* Start Exercise data *

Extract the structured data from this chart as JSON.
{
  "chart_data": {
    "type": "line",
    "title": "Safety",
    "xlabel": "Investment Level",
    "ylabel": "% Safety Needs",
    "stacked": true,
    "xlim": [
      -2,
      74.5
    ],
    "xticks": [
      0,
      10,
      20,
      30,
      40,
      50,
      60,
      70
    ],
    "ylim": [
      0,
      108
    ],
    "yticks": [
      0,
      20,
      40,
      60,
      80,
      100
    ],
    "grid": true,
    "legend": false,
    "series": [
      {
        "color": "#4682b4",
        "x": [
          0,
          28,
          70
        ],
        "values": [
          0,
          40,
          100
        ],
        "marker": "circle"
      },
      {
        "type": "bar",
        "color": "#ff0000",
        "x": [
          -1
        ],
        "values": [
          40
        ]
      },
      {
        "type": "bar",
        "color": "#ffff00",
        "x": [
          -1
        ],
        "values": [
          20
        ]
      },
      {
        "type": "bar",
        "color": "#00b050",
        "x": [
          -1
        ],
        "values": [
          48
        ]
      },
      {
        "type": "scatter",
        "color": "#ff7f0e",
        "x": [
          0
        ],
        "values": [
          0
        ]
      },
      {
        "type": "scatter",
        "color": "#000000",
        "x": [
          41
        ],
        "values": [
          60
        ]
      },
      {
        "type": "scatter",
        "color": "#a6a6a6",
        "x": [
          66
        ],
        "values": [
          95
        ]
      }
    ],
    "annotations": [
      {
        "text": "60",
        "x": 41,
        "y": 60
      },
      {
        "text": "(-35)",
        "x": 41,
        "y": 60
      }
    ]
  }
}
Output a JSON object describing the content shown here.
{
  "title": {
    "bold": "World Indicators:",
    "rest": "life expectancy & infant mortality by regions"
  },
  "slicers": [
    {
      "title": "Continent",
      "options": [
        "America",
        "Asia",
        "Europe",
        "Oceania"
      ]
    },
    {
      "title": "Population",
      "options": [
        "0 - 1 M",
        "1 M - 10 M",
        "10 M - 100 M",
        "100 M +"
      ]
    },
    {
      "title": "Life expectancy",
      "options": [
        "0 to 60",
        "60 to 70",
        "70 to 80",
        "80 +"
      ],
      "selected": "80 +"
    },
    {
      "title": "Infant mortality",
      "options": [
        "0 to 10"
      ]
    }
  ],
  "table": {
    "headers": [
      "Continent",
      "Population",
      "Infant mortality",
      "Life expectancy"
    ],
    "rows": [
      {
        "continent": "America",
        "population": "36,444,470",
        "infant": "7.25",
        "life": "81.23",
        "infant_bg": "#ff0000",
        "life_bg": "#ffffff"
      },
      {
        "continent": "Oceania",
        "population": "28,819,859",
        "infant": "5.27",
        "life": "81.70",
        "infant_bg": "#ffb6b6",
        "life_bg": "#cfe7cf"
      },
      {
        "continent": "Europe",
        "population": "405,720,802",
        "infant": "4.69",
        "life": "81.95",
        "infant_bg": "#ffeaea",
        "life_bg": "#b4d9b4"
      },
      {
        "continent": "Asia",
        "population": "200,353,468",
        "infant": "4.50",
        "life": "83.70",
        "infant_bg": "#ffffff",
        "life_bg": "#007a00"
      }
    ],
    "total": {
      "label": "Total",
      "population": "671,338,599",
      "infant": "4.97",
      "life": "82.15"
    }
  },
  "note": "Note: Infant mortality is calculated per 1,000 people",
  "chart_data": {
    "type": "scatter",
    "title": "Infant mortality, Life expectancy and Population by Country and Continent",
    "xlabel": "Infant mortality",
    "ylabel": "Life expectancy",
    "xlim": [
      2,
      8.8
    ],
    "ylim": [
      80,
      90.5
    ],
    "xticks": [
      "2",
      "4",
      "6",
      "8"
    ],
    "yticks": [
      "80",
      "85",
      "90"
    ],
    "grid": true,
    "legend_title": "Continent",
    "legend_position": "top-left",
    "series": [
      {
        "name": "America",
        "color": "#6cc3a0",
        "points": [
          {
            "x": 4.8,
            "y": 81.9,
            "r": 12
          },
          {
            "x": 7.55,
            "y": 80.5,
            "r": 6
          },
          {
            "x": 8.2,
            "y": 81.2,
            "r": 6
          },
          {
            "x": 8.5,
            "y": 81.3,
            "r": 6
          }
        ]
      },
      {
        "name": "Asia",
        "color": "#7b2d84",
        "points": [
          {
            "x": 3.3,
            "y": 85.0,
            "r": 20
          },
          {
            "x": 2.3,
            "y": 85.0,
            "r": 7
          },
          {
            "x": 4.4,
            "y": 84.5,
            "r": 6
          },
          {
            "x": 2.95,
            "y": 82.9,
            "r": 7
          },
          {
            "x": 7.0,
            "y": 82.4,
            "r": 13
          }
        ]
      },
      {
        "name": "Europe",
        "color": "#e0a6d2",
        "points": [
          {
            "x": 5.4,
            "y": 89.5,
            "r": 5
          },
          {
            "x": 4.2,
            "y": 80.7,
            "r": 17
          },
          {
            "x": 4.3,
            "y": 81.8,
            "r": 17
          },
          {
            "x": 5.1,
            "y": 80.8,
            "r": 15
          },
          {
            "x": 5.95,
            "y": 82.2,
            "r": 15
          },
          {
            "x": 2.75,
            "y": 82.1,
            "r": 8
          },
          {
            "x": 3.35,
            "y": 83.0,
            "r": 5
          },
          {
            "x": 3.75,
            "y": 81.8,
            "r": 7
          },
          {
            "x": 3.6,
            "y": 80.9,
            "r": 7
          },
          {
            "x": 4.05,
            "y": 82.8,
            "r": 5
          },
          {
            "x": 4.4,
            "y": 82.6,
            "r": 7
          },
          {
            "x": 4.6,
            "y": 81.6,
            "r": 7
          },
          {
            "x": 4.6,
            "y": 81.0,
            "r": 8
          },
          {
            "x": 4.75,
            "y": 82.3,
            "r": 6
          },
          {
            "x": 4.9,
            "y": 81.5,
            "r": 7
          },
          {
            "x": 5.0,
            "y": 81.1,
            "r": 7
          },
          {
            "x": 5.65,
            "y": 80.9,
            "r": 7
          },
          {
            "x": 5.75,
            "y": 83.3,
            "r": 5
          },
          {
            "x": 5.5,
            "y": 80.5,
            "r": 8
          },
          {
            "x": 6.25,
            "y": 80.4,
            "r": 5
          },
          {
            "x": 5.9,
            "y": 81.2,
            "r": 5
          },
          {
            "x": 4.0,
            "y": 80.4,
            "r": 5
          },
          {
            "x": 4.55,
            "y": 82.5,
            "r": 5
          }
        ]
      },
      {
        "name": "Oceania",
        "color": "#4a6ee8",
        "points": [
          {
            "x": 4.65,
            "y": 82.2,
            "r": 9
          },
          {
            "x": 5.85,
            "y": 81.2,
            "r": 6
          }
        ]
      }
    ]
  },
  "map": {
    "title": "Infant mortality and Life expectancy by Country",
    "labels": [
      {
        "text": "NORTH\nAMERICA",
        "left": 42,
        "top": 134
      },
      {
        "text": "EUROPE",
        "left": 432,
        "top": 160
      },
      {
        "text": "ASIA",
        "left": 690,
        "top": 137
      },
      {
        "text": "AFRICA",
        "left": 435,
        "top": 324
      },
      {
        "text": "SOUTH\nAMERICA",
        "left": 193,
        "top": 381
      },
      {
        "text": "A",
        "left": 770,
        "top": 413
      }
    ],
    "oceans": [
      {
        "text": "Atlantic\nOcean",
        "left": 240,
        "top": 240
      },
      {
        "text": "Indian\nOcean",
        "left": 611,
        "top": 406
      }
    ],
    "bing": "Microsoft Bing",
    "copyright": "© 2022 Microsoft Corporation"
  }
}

* End Exercise data *

Do this: Search the records above for "ylabel". Copy each line where it is found.

Correct response:
    "ylabel": "% Safety Needs",
    "ylabel": "Life expectancy",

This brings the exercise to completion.